EXERCISE GOAL: Continue the post about the 1939 science fiction story and the atomic bomb scientists from the point where it stops.

EXERCISE PASSAGE:

>>

Rich writes

> Another hypothetical.  In 1939, let's say, a writer comes up with a sci-fi 
> story, which is published the next year.  It involves (let's say) a uranium 
> bomb and a "beryllium target" in the Arizona desert that might blow up and 
> cause problems for everyone.  His main character is a fellow he decides to 
> name "Silard."  Two other characters he names "Korzybski" and "Lenz."  Two 
> cities are named in the story: Manhattan and Chicago.   Along about the 
> same time, in 1939 an out-of-work scientist named Leo Szilard is crossing a 
> street in London (no, he doesn't know the sci fi writer.)  Four years later 
> Leo Szilard will be working with a guy named George Kistiakowski---whose 
> job it is to fashion a lens configuration for the explosives surrounding a 
> nuclear core for the first atomic bomb---code named, the Manhattan 
> Project.  Some of the other scientists, Enrico Fermi, for example, are from 
> Chicago (where the first man-made nuclear pile was constructed---under the 
> amphitheater.)
> 
> (A correction---the first nuclear test, was named, of course, Trinity, not 
> "The Manhattan Project."  And the core of the device, which Oppenheimer 
> called "the gadget" was about the size of a grapefruit.  -RM)
>
> Now, pick one:
> 1. All a Big Coincidence Proving Nothing (ABCPN)
> 2. The writer obviously was privy to state secrets
     and should have been arrested.

<<

RECORD EXCERPTS:
>>

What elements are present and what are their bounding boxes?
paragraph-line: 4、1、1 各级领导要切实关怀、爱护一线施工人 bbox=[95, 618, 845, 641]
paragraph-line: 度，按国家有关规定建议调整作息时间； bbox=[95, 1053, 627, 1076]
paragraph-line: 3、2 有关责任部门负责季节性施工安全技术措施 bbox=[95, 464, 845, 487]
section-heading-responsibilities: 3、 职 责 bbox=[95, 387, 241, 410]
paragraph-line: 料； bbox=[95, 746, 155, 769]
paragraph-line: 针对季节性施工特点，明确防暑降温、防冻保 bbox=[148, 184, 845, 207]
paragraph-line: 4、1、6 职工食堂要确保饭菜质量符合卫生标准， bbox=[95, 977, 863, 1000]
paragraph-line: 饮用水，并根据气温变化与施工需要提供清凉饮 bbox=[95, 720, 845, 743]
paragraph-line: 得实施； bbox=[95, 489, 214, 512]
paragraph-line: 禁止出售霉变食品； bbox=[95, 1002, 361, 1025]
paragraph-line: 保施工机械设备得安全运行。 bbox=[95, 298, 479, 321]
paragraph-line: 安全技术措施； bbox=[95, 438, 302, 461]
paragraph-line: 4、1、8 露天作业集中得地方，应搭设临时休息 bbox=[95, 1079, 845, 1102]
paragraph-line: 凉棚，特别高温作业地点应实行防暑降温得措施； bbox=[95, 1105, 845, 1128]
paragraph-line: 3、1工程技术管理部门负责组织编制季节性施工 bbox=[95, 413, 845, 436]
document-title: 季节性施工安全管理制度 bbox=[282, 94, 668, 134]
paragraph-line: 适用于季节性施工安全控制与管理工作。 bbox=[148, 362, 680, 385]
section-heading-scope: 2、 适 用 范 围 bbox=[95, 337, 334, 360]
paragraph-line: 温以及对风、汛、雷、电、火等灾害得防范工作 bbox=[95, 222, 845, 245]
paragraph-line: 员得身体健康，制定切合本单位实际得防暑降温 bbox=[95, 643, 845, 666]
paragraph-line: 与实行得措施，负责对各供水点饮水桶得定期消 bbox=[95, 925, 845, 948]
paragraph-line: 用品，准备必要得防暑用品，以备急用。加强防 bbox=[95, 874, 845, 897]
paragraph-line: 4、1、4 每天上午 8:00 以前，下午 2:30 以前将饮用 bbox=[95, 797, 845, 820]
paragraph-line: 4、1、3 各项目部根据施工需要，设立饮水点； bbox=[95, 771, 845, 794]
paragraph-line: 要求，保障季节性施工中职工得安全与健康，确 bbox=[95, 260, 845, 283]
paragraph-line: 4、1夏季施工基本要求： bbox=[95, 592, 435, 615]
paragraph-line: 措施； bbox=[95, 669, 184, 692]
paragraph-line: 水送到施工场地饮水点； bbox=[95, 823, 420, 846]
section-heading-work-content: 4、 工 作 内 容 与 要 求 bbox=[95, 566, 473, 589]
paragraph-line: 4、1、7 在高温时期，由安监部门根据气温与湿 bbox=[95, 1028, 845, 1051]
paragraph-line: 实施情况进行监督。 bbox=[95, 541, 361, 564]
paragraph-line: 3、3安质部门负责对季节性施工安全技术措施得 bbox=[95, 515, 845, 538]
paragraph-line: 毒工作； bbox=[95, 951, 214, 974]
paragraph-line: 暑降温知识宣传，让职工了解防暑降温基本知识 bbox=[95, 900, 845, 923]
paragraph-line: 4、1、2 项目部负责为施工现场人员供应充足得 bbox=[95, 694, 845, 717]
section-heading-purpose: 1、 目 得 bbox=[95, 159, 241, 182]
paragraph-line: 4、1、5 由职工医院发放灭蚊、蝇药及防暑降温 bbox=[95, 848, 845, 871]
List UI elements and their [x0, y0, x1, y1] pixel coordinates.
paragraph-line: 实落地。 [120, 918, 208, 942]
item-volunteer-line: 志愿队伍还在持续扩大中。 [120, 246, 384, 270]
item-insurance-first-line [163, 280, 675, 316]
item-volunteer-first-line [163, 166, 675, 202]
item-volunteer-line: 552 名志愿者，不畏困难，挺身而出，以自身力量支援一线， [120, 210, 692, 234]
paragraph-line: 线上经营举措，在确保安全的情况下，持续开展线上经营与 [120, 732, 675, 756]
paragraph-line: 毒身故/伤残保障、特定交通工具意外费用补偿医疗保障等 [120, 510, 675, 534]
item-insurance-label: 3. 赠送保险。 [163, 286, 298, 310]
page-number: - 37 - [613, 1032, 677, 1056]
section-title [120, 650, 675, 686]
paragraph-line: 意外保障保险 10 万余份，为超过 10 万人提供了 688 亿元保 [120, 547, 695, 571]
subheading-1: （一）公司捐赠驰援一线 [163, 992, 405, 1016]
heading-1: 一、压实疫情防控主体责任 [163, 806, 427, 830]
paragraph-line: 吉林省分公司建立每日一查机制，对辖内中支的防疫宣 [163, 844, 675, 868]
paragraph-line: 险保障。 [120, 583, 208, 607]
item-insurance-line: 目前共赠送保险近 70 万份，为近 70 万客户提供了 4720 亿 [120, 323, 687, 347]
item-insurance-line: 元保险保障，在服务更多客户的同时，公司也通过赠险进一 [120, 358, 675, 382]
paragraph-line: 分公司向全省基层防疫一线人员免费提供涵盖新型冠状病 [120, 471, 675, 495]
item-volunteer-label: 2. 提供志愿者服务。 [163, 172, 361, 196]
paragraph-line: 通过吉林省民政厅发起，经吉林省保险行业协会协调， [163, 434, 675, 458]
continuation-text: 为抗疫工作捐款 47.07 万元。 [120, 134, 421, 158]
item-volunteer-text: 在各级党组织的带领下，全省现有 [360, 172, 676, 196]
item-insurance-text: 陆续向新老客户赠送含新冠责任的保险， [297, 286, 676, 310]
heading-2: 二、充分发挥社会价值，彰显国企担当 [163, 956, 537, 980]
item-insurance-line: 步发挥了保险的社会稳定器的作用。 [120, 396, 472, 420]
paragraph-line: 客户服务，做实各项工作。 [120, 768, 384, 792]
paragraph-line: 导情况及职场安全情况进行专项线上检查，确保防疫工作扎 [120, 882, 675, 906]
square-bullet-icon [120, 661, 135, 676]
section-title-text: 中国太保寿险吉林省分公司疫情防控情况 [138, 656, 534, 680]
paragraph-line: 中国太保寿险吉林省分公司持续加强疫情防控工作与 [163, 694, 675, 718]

<<

TASK OUTPUT:
> 3. Suggests precognition of a very strange and weird sort.
> 4. Might fit a QM many worlds model and should be investigated further.
> 5. I have no clue how to even address something like this.
> 
> Any takers?

I'll go for 1, all a big coincidence. Firstly, it should be taken
as the default hypothesis. Second, in my opinion no reliable evidence
has ever surfaced that points to precognition, or points to a science
theory that is an elaboration of QM/GR. In fact, numerous claims of
something new are regularly debunked by skeptics, and have picked up
the name (rightly, in my opinion) of pseudo-science.

In world war II, the FBI did question one man who published a story
involving atomic theory or atomic bombs that had some eerie similarities
to what was top secret. But they determined that it was just coincidence.
I'd be lying if I claimed to be unaffected by that report.